INSTRUCTION A: Can you give a JSON list of strings drawn from the records, one string per line and blank lines left out? Begin at the line that has "ars-icon-circle bbox=[613, 266, 737, 390]" and stop after the line that has "Segment this screenshot: for".

PASSAGE TO READ:
····················
# dog might be trying to.pee on me... help??



## amw5342 (Feb 13, 2013)

My boyfriend has a dog who is 8 months old whom I have been around since he was 6 weeks old. Hes potty-trained and knows he is suppose to go outside. Randomly though, and rarely, he will go inside. And we have noticed it is always near where I am. Whether the bed or like just a bit ago on the coach. He deliberately ran over to where I was on the coach and started peeing. Any ideas why he might randomly be doing this?


----------



## lauren43 (Feb 6, 2011)

I can't answer why. But I will say my dog has actually peed on me twice. He's tried to pee on me more times than that but I didn't allow it. He has tried to pee on my BF as well but I stopped him both times...

Wish I knew the reason but I do know when he typically does it (usually outside after/during exercise) so I keep a close watch on him and prevent him from going..


----------



## woganvonderweidenstrasse (Nov 22, 2012)
····················
INSTRUCTION B: Could you take the forum thread about a dog peeing indoors further, picking up after its last post?

RECORDS TO USE:
····················
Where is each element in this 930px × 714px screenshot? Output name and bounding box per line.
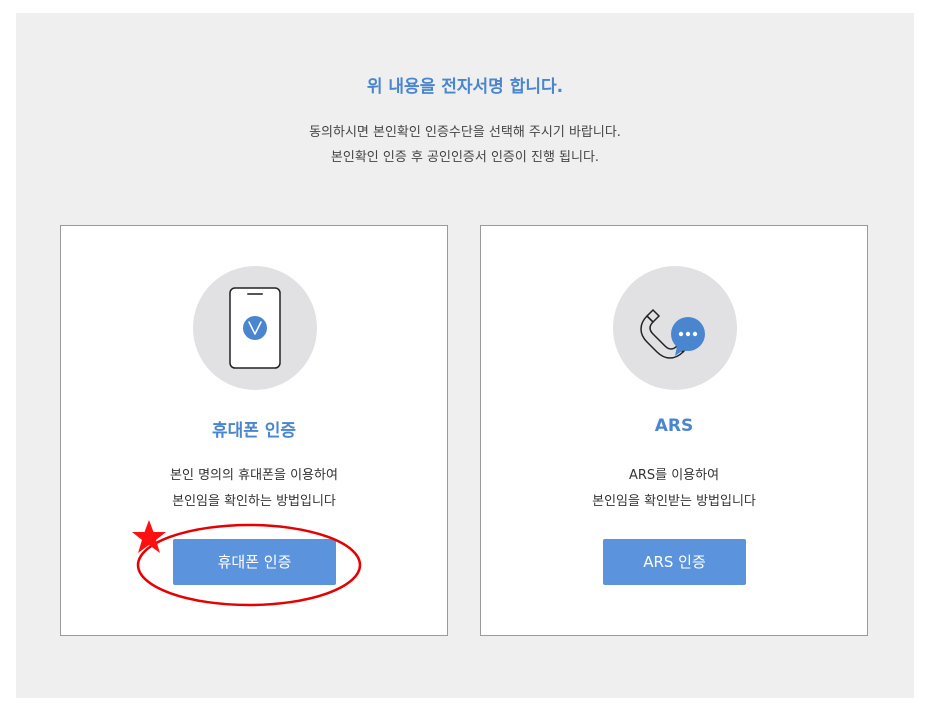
ars-icon-circle bbox=[613, 266, 737, 390]
ars-card-desc-line2: 본인임을 확인받는 방법입니다 bbox=[592, 494, 756, 509]
ars-card-desc-line1: ARS를 이용하여 bbox=[628, 468, 720, 483]
ars-auth-card: ARS ARS를 이용하여 본인임을 확인받는 방법입니다 ARS 인증 bbox=[480, 225, 868, 636]
phone-chat-icon bbox=[640, 308, 705, 359]
ars-card-title: ARS bbox=[654, 416, 694, 436]
page-heading: 위 내용을 전자서명 합니다. bbox=[366, 77, 564, 97]
ars-auth-button[interactable]: ARS 인증 bbox=[603, 539, 746, 585]
page-description-line2: 본인확인 인증 후 공인인증서 인증이 진행 됩니다. bbox=[330, 150, 600, 165]
phone-card-desc-line2: 본인임을 확인하는 방법입니다 bbox=[172, 494, 336, 509]
page-description-line1: 동의하시면 본인확인 인증수단을 선택해 주시기 바랍니다. bbox=[309, 125, 621, 140]
phone-icon-circle bbox=[193, 266, 317, 390]
smartphone-check-icon bbox=[229, 287, 281, 369]
phone-auth-card: 휴대폰 인증 본인 명의의 휴대폰을 이용하여 본인임을 확인하는 방법입니다 … bbox=[60, 225, 448, 636]
phone-auth-button[interactable]: 휴대폰 인증 bbox=[173, 539, 336, 585]
phone-card-title: 휴대폰 인증 bbox=[211, 421, 297, 441]
phone-card-desc-line1: 본인 명의의 휴대폰을 이용하여 bbox=[170, 468, 338, 483]
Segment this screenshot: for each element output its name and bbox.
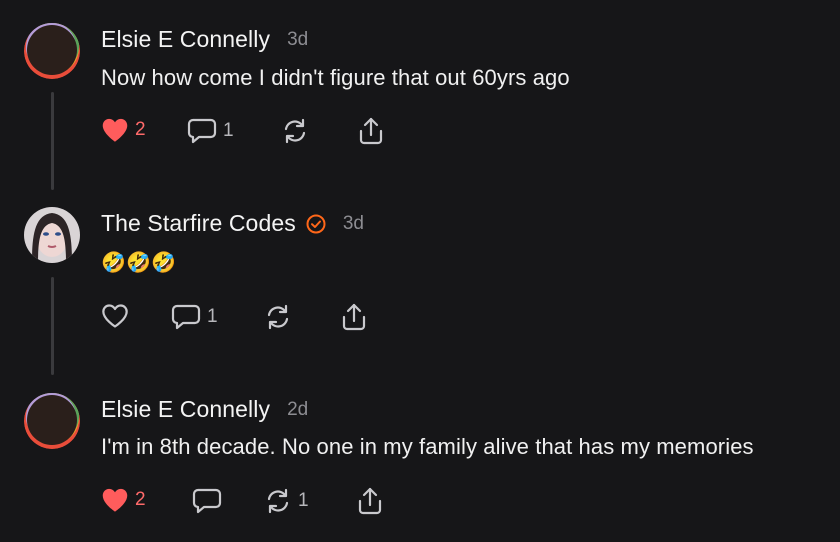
author-name[interactable]: Elsie E Connelly xyxy=(101,396,270,423)
heart-icon xyxy=(102,118,128,142)
comment-header: The Starfire Codes 3d xyxy=(101,210,364,237)
avatar[interactable] xyxy=(24,393,80,449)
restack-icon xyxy=(284,118,306,144)
heart-icon xyxy=(102,304,128,328)
comment-header: Elsie E Connelly 3d xyxy=(101,26,308,53)
share-icon xyxy=(359,117,383,145)
reply-button[interactable] xyxy=(192,487,228,515)
comment-header: Elsie E Connelly 2d xyxy=(101,396,308,423)
reply-count: 1 xyxy=(207,306,218,327)
timestamp[interactable]: 2d xyxy=(287,399,308,421)
share-icon xyxy=(342,303,366,331)
restack-button[interactable]: 1 xyxy=(264,487,309,515)
share-button[interactable] xyxy=(356,486,384,516)
comment-text: Now how come I didn't figure that out 60… xyxy=(101,65,570,90)
author-name[interactable]: The Starfire Codes xyxy=(101,210,296,237)
like-count: 2 xyxy=(135,119,146,140)
like-button[interactable] xyxy=(101,303,135,329)
comment-text: 🤣🤣🤣 xyxy=(101,252,177,274)
avatar[interactable] xyxy=(24,207,80,263)
comment-bubble-icon xyxy=(192,488,222,514)
comment-bubble-icon xyxy=(171,304,201,330)
comment-bubble-icon xyxy=(187,118,217,144)
share-icon xyxy=(358,487,382,515)
avatar[interactable] xyxy=(24,23,80,79)
restack-button[interactable] xyxy=(264,303,298,331)
reply-button[interactable]: 1 xyxy=(171,303,218,331)
heart-icon xyxy=(102,488,128,512)
timestamp[interactable]: 3d xyxy=(343,213,364,235)
author-name[interactable]: Elsie E Connelly xyxy=(101,26,270,53)
verified-check-icon xyxy=(306,214,326,233)
share-button[interactable] xyxy=(357,116,385,146)
timestamp[interactable]: 3d xyxy=(287,29,308,51)
restack-button[interactable] xyxy=(281,117,315,145)
restack-icon xyxy=(267,304,289,330)
share-button[interactable] xyxy=(340,302,368,332)
thread-line xyxy=(51,277,54,375)
comment-text: I'm in 8th decade. No one in my family a… xyxy=(101,434,754,459)
restack-count: 1 xyxy=(298,490,309,511)
like-button[interactable]: 2 xyxy=(101,117,146,143)
thread-line xyxy=(51,92,54,190)
reply-count: 1 xyxy=(223,120,234,141)
like-count: 2 xyxy=(135,489,146,510)
restack-icon xyxy=(267,488,289,514)
like-button[interactable]: 2 xyxy=(101,487,146,513)
reply-button[interactable]: 1 xyxy=(187,117,234,145)
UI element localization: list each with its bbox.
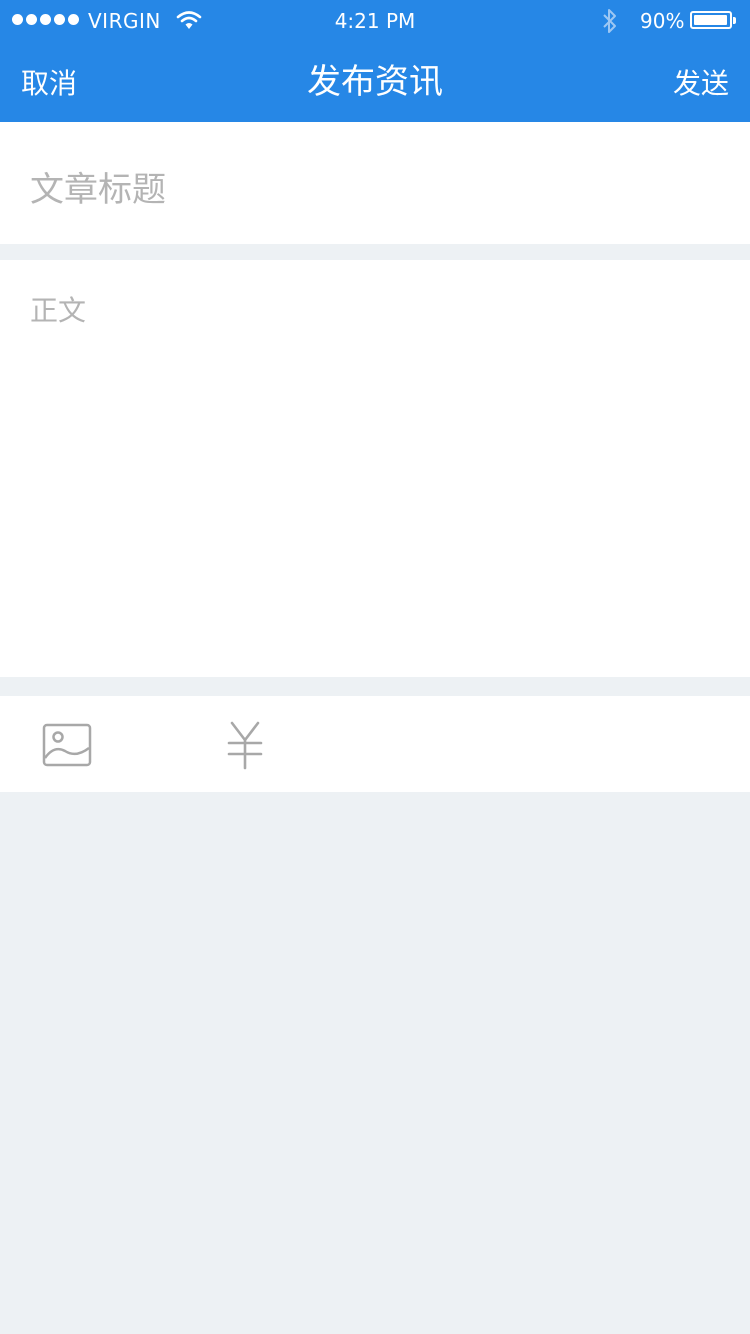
article-title-input[interactable]: 文章标题 [0, 122, 750, 244]
page-title: 发布资讯 [307, 62, 443, 102]
status-time: 4:21 PM [334, 9, 416, 33]
send-button[interactable]: 发送 [673, 62, 729, 102]
app-header: VIRGIN 4:21 PM 90% 取消 发布资讯 发送 [0, 0, 750, 122]
battery-icon [690, 11, 736, 29]
editor-toolbar [0, 696, 750, 792]
yen-icon[interactable] [217, 718, 273, 774]
bluetooth-icon [601, 7, 619, 40]
article-body-placeholder: 正文 [30, 294, 87, 327]
image-icon[interactable] [40, 718, 96, 774]
article-title-placeholder: 文章标题 [30, 170, 166, 210]
battery-percent: 90% [640, 9, 685, 33]
article-body-textarea[interactable]: 正文 [0, 260, 750, 677]
status-bar: VIRGIN 4:21 PM 90% [0, 0, 750, 42]
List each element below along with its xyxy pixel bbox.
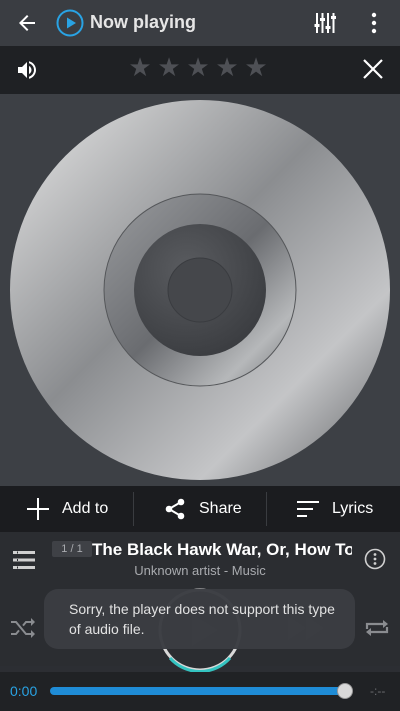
- equalizer-icon[interactable]: [314, 12, 336, 34]
- play-circle-logo-icon: [56, 9, 84, 37]
- rating-stars[interactable]: ★ ★ ★ ★ ★: [128, 54, 268, 84]
- share-button[interactable]: Share: [163, 486, 242, 532]
- star-icon[interactable]: ★: [186, 54, 210, 80]
- divider: [266, 492, 267, 526]
- add-to-label: Add to: [62, 500, 109, 517]
- lyrics-label: Lyrics: [332, 500, 374, 517]
- track-counter: 1 / 1: [52, 541, 92, 557]
- star-icon[interactable]: ★: [128, 54, 152, 80]
- star-icon[interactable]: ★: [157, 54, 181, 80]
- divider: [133, 492, 134, 526]
- disc-image: [10, 100, 390, 480]
- rating-bar: ★ ★ ★ ★ ★: [0, 46, 400, 94]
- star-icon[interactable]: ★: [215, 54, 239, 80]
- repeat-icon[interactable]: [363, 618, 391, 638]
- shuffle-icon[interactable]: [10, 618, 36, 638]
- seek-thumb[interactable]: [337, 683, 353, 699]
- close-icon[interactable]: [362, 58, 384, 80]
- remaining-time: -:--: [370, 684, 386, 698]
- volume-icon[interactable]: [14, 58, 40, 82]
- arrow-left-icon[interactable]: [14, 11, 40, 35]
- track-info: 1 / 1 The Black Hawk War, Or, How To Unk…: [0, 532, 400, 590]
- page-title: Now playing: [90, 12, 197, 32]
- app-bar: Now playing: [0, 0, 400, 46]
- share-icon: [165, 498, 185, 520]
- track-subtitle: Unknown artist - Music: [134, 563, 266, 578]
- lyrics-button[interactable]: Lyrics: [296, 486, 373, 532]
- progress-bar: 0:00 -:--: [0, 672, 400, 711]
- seek-bar[interactable]: [50, 687, 346, 695]
- track-options-icon[interactable]: [364, 548, 386, 570]
- track-title: The Black Hawk War, Or, How To: [92, 540, 352, 559]
- more-vertical-icon[interactable]: [366, 11, 382, 35]
- plus-icon: [27, 498, 49, 520]
- action-bar: Add to Share Lyrics: [0, 486, 400, 532]
- album-art: [0, 94, 400, 486]
- star-icon[interactable]: ★: [244, 54, 268, 80]
- current-time: 0:00: [10, 683, 38, 699]
- lyrics-icon: [297, 501, 319, 517]
- share-label: Share: [199, 500, 242, 517]
- add-to-button[interactable]: Add to: [26, 486, 108, 532]
- toast-text: Sorry, the player does not support this …: [69, 601, 335, 637]
- toast-message: Sorry, the player does not support this …: [44, 589, 355, 649]
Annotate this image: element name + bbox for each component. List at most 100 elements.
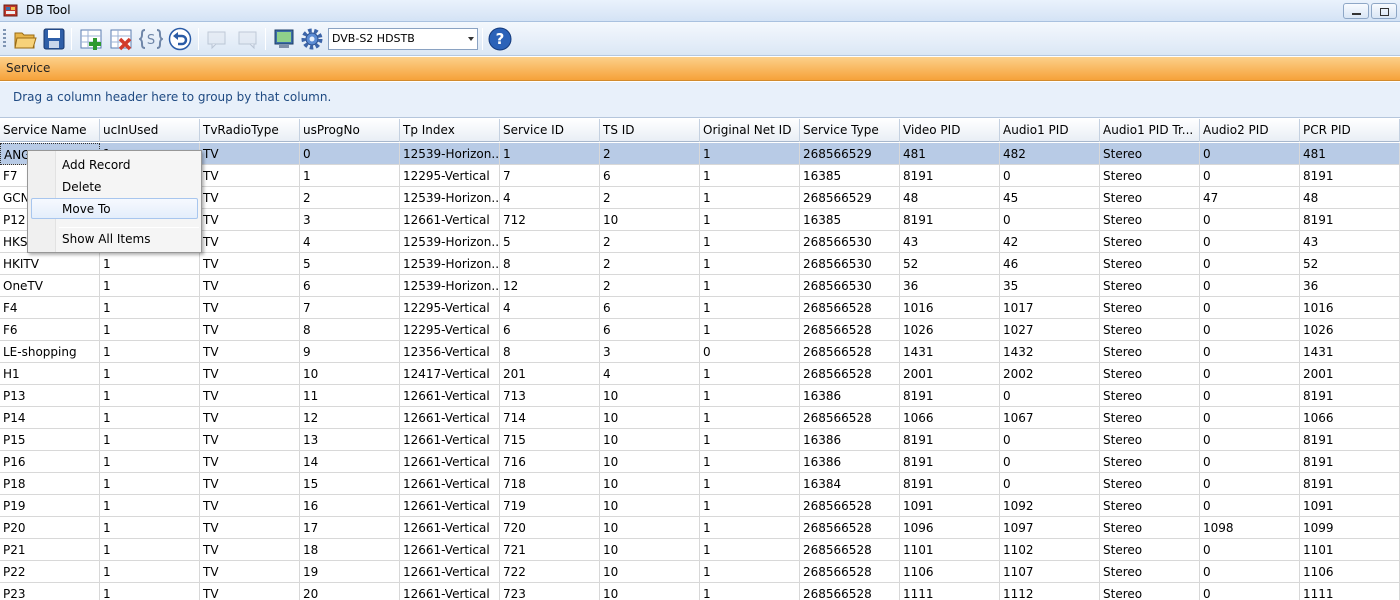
table-cell[interactable]: 1 [100, 275, 200, 297]
table-cell[interactable]: 268566528 [800, 319, 900, 341]
table-cell[interactable]: 12661-Vertical [400, 385, 500, 407]
delete-icon[interactable] [109, 27, 133, 51]
table-cell[interactable]: 1107 [1000, 561, 1100, 583]
table-cell[interactable]: 10 [600, 209, 700, 231]
table-cell[interactable]: 1 [700, 319, 800, 341]
table-cell[interactable]: TV [200, 517, 300, 539]
table-cell[interactable]: TV [200, 473, 300, 495]
table-cell[interactable]: 1091 [1300, 495, 1400, 517]
table-row[interactable]: F6 1 TV 8 12295-Vertical 6 6 1 268566528 1026 1027… [0, 319, 1400, 341]
table-cell[interactable]: 0 [1000, 165, 1100, 187]
column-header[interactable]: Video PID [900, 119, 1000, 142]
table-row[interactable]: P121TV312661-Vertical7121011638581910Ste… [0, 209, 1400, 231]
table-cell[interactable]: 16384 [800, 473, 900, 495]
table-cell[interactable]: 8 [500, 341, 600, 363]
table-cell[interactable]: 6 [600, 297, 700, 319]
table-cell[interactable]: 46 [1000, 253, 1100, 275]
table-cell[interactable]: 8 [300, 319, 400, 341]
table-cell[interactable]: 8191 [1300, 473, 1400, 495]
table-cell[interactable]: 1098 [1200, 517, 1300, 539]
table-cell[interactable]: 8191 [900, 473, 1000, 495]
table-cell[interactable]: 268566530 [800, 275, 900, 297]
table-cell[interactable]: P22 [0, 561, 100, 583]
table-row[interactable]: P23 1 TV 20 12661-Vertical 723 10 1 268566528 111… [0, 583, 1400, 600]
minimize-button[interactable] [1343, 3, 1369, 19]
table-cell[interactable]: 268566529 [800, 187, 900, 209]
table-cell[interactable]: 0 [1200, 407, 1300, 429]
table-cell[interactable]: 1101 [900, 539, 1000, 561]
table-cell[interactable]: 16385 [800, 165, 900, 187]
table-cell[interactable]: 0 [300, 143, 400, 165]
table-cell[interactable]: TV [200, 187, 300, 209]
table-cell[interactable]: 1 [100, 517, 200, 539]
table-cell[interactable]: 1 [100, 583, 200, 600]
table-cell[interactable]: TV [200, 231, 300, 253]
table-cell[interactable]: P16 [0, 451, 100, 473]
table-cell[interactable]: 8191 [900, 165, 1000, 187]
table-row[interactable]: P14 1 TV 12 12661-Vertical 714 10 1 268566528 106… [0, 407, 1400, 429]
table-cell[interactable]: 1 [700, 253, 800, 275]
table-cell[interactable]: 1 [700, 187, 800, 209]
table-cell[interactable]: 8191 [1300, 209, 1400, 231]
table-cell[interactable]: 1 [100, 429, 200, 451]
table-cell[interactable]: 1 [700, 495, 800, 517]
column-header[interactable]: PCR PID [1300, 119, 1400, 142]
table-cell[interactable]: Stereo [1100, 231, 1200, 253]
table-cell[interactable]: 1431 [900, 341, 1000, 363]
table-cell[interactable]: 4 [500, 187, 600, 209]
table-cell[interactable]: 1 [100, 407, 200, 429]
table-cell[interactable]: Stereo [1100, 143, 1200, 165]
table-cell[interactable]: P23 [0, 583, 100, 600]
comment-out-icon[interactable] [236, 27, 260, 51]
table-cell[interactable]: 42 [1000, 231, 1100, 253]
table-cell[interactable]: 481 [900, 143, 1000, 165]
table-cell[interactable]: 1 [700, 429, 800, 451]
table-cell[interactable]: 12661-Vertical [400, 473, 500, 495]
table-row[interactable]: OneTV 1 TV 6 12539-Horizon... 12 2 1 268566530 36… [0, 275, 1400, 297]
table-cell[interactable]: 1 [100, 385, 200, 407]
table-cell[interactable]: 1026 [1300, 319, 1400, 341]
column-header[interactable]: TS ID [600, 119, 700, 142]
table-cell[interactable]: 268566530 [800, 253, 900, 275]
table-cell[interactable]: HKITV [0, 253, 100, 275]
table-cell[interactable]: Stereo [1100, 209, 1200, 231]
table-cell[interactable]: 6 [300, 275, 400, 297]
table-row[interactable]: GCN1TV212539-Horizon...4212685665294845S… [0, 187, 1400, 209]
table-cell[interactable]: 7 [500, 165, 600, 187]
menu-item-add-record[interactable]: Add Record [31, 154, 198, 175]
table-cell[interactable]: Stereo [1100, 561, 1200, 583]
table-row[interactable]: ANGE1TV012539-Horizon...1212685665294814… [0, 143, 1400, 165]
table-cell[interactable]: 19 [300, 561, 400, 583]
table-cell[interactable]: 10 [300, 363, 400, 385]
table-cell[interactable]: 0 [1200, 297, 1300, 319]
table-cell[interactable]: 12661-Vertical [400, 561, 500, 583]
table-cell[interactable]: Stereo [1100, 275, 1200, 297]
settings-gear-icon[interactable] [300, 27, 324, 51]
table-cell[interactable]: 201 [500, 363, 600, 385]
table-cell[interactable]: 1 [700, 561, 800, 583]
table-cell[interactable]: 2002 [1000, 363, 1100, 385]
table-row[interactable]: P13 1 TV 11 12661-Vertical 713 10 1 16386 8191 0 St… [0, 385, 1400, 407]
table-cell[interactable]: 1 [100, 495, 200, 517]
table-cell[interactable]: 10 [600, 517, 700, 539]
table-cell[interactable]: 2 [300, 187, 400, 209]
menu-item-show-all-items[interactable]: Show All Items [31, 228, 198, 249]
table-row[interactable]: P15 1 TV 13 12661-Vertical 715 10 1 16386 8191 0 St… [0, 429, 1400, 451]
table-cell[interactable]: 2 [600, 253, 700, 275]
column-header[interactable]: Service ID [500, 119, 600, 142]
table-cell[interactable]: 0 [1200, 209, 1300, 231]
table-row[interactable]: P21 1 TV 18 12661-Vertical 721 10 1 268566528 110… [0, 539, 1400, 561]
table-cell[interactable]: 0 [1200, 495, 1300, 517]
table-cell[interactable]: 10 [600, 495, 700, 517]
table-cell[interactable]: 15 [300, 473, 400, 495]
toolbar-grip[interactable] [3, 29, 6, 49]
table-cell[interactable]: P18 [0, 473, 100, 495]
table-cell[interactable]: 12417-Vertical [400, 363, 500, 385]
table-cell[interactable]: TV [200, 363, 300, 385]
column-header[interactable]: Service Name [0, 119, 100, 142]
table-cell[interactable]: 1096 [900, 517, 1000, 539]
table-cell[interactable]: 1432 [1000, 341, 1100, 363]
table-cell[interactable]: 0 [1200, 165, 1300, 187]
table-cell[interactable]: 1027 [1000, 319, 1100, 341]
table-cell[interactable]: 8191 [1300, 165, 1400, 187]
····················
EXERCISE OUTPUT A:
[
  "ars-icon-circle bbox=[613, 266, 737, 390]",
  "ars-card-desc-line2: 본인임을 확인받는 방법입니다 bbox=[592, 494, 756, 509]",
  "ars-card-desc-line1: ARS를 이용하여 bbox=[628, 468, 720, 483]",
  "ars-auth-card: ARS ARS를 이용하여 본인임을 확인받는 방법입니다 ARS 인증 bbox=[480, 225, 868, 636]",
  "phone-chat-icon bbox=[640, 308, 705, 359]",
  "ars-card-title: ARS bbox=[654, 416, 694, 436]",
  "page-heading: 위 내용을 전자서명 합니다. bbox=[366, 77, 564, 97]",
  "ars-auth-button[interactable]: ARS 인증 bbox=[603, 539, 746, 585]",
  "page-description-line2: 본인확인 인증 후 공인인증서 인증이 진행 됩니다. bbox=[330, 150, 600, 165]",
  "phone-card-desc-line2: 본인임을 확인하는 방법입니다 bbox=[172, 494, 336, 509]",
  "page-description-line1: 동의하시면 본인확인 인증수단을 선택해 주시기 바랍니다. bbox=[309, 125, 621, 140]",
  "phone-icon-circle bbox=[193, 266, 317, 390]",
  "smartphone-check-icon bbox=[229, 287, 281, 369]",
  "phone-auth-card: 휴대폰 인증 본인 명의의 휴대폰을 이용하여 본인임을 확인하는 방법입니다 … bbox=[60, 225, 448, 636]",
  "phone-auth-button[interactable]: 휴대폰 인증 bbox=[173, 539, 336, 585]",
  "phone-card-title: 휴대폰 인증 bbox=[211, 421, 297, 441]",
  "phone-card-desc-line1: 본인 명의의 휴대폰을 이용하여 bbox=[170, 468, 338, 483]",
  "Segment this screenshot: for each element output its name and bbox."
]

EXERCISE OUTPUT B:
Is he neutered? I think it's got something to do with him trying to "claim" you as his property.


----------



## Kassandra (Jun 6, 2012)

Yeah I'd have to agree with Aliana and say it sounds like a dominance thing and he is probably trying to claim you. It doesn't matter if he is neutered but it does help with dominance in some dogs. I remember my fathers dog would pee on him for years after my younger brother was born since dad was spending so much time with him. He wasn't aggressive with us kids, he was actually really great with us, but he was just jealous he didn't get any alone time with dad any more.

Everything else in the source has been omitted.